Direction:
Take down each entry exactly as written.

-------- Entries --------

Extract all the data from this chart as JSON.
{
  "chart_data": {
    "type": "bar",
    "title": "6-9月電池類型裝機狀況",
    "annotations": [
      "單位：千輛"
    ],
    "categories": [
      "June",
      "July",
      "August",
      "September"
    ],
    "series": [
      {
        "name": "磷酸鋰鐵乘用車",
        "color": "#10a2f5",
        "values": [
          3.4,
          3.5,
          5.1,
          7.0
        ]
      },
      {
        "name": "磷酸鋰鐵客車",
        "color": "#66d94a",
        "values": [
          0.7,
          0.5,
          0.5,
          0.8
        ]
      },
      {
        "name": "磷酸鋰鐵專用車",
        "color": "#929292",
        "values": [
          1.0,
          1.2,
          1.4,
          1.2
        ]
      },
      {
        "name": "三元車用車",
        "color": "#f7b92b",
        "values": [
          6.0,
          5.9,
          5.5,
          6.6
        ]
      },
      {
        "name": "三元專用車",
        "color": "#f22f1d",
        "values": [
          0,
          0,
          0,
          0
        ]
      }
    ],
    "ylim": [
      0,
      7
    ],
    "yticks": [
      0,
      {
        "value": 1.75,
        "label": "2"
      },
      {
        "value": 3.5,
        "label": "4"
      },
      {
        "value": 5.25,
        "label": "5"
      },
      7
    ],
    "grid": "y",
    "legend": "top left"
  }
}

--------

Correct result:
Extract all the data from this chart as JSON.
{
  "chart_data": {
    "type": "bar",
    "title": "6-9月電池類型裝機狀況",
    "annotations": [
      "單位：千輛"
    ],
    "categories": [
      "June",
      "July",
      "August",
      "September"
    ],
    "series": [
      {
        "name": "磷酸鋰鐵乘用車",
        "color": "#10a2f5",
        "values": [
          3.4,
          3.5,
          5.1,
          7.0
        ]
      },
      {
        "name": "磷酸鋰鐵客車",
        "color": "#66d94a",
        "values": [
          0.7,
          0.5,
          0.5,
          0.8
        ]
      },
      {
        "name": "磷酸鋰鐵專用車",
        "color": "#929292",
        "values": [
          1.0,
          1.2,
          1.4,
          1.2
        ]
      },
      {
        "name": "三元車用車",
        "color": "#f7b92b",
        "values": [
          6.0,
          5.9,
          5.5,
          6.6
        ]
      },
      {
        "name": "三元專用車",
        "color": "#f22f1d",
        "values": [
          0,
          0,
          0,
          0
        ]
      }
    ],
    "ylim": [
      0,
      7
    ],
    "yticks": [
      0,
      {
        "value": 1.75,
        "label": "2"
      },
      {
        "value": 3.5,
        "label": "4"
      },
      {
        "value": 5.25,
        "label": "5"
      },
      7
    ],
    "grid": "y",
    "legend": "top left"
  }
}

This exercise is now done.